■ To be done ■
In the entries below, find every line with "also" and copy it.

<<<<

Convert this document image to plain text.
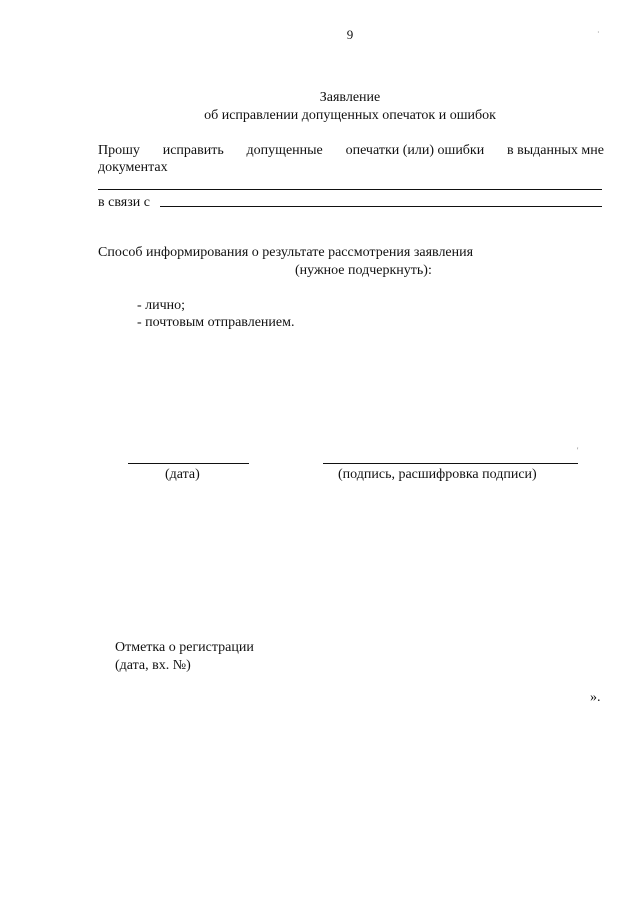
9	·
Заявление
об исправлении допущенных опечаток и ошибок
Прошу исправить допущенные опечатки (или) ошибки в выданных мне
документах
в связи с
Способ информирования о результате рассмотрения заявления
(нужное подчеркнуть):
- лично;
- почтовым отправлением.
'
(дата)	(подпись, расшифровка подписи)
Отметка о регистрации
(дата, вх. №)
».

>>>>
<<<<

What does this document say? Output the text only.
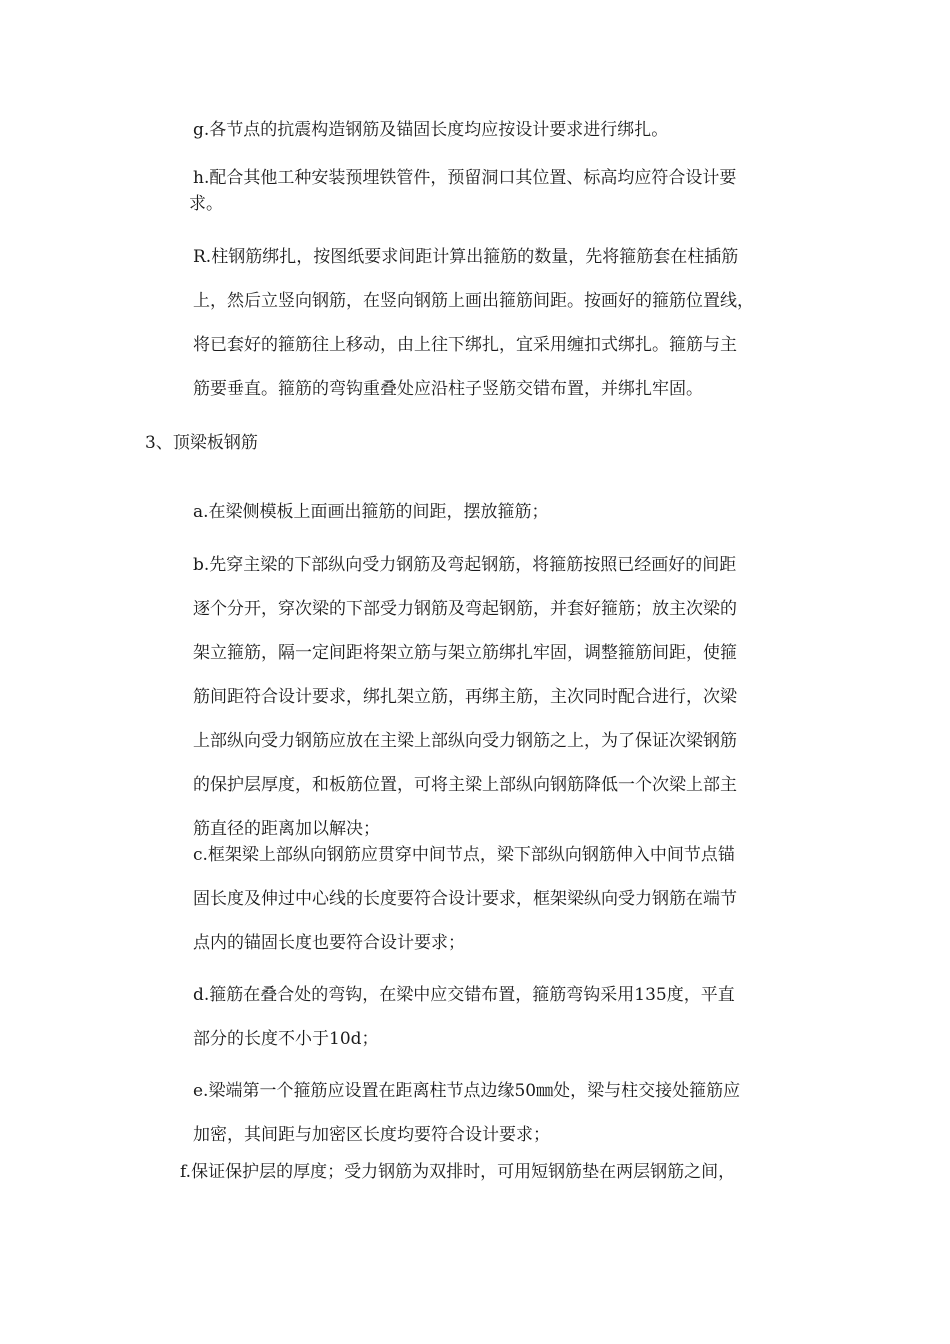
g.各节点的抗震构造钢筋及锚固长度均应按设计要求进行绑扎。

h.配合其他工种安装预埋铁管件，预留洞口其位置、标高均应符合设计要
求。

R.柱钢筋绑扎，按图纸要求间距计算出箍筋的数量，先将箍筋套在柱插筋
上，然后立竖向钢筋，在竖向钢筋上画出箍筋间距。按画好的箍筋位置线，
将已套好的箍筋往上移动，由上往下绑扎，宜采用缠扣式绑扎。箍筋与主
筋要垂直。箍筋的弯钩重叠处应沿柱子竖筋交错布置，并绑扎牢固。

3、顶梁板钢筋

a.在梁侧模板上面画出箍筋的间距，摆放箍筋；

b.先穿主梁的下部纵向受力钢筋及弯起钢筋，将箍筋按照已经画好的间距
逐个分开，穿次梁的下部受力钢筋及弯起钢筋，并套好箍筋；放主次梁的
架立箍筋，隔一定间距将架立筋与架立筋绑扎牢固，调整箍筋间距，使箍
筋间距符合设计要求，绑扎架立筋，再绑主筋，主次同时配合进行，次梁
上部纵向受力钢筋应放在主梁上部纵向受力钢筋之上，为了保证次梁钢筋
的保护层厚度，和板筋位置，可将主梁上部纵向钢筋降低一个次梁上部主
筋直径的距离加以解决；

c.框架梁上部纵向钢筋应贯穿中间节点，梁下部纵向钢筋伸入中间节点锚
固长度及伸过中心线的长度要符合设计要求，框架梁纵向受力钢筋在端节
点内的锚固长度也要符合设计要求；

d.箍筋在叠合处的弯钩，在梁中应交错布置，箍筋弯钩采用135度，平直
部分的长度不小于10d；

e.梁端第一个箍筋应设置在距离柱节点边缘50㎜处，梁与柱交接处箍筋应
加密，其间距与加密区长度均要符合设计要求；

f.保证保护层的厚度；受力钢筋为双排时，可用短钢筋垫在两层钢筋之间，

>>>>
<<<<

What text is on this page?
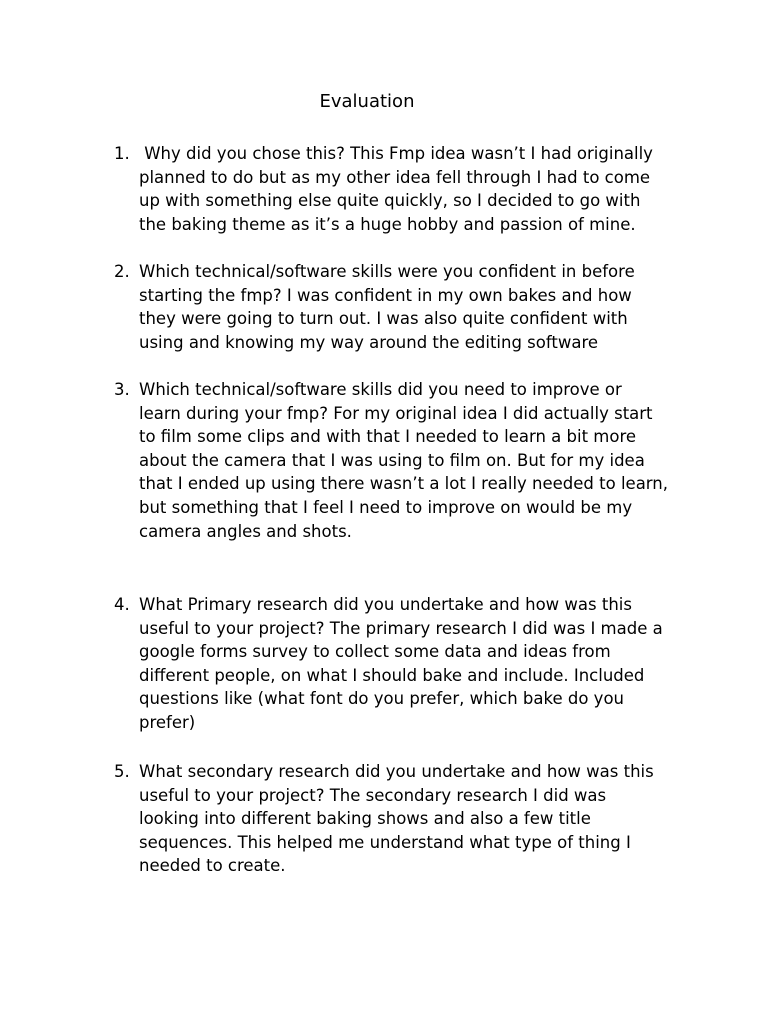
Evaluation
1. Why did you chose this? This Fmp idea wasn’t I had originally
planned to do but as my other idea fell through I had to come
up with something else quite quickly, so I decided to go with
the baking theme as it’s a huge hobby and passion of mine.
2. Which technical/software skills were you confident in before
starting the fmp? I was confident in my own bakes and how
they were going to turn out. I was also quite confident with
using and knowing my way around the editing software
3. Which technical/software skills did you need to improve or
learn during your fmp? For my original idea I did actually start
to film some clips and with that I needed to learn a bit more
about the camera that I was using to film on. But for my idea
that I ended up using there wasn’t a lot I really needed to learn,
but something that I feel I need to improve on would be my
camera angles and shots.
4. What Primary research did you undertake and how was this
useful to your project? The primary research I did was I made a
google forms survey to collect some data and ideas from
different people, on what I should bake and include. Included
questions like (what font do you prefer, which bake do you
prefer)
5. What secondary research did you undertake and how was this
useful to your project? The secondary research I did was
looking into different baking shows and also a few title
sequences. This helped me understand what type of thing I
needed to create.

>>>>

■ Worked solution ■
they were going to turn out. I was also quite confident with
looking into different baking shows and also a few title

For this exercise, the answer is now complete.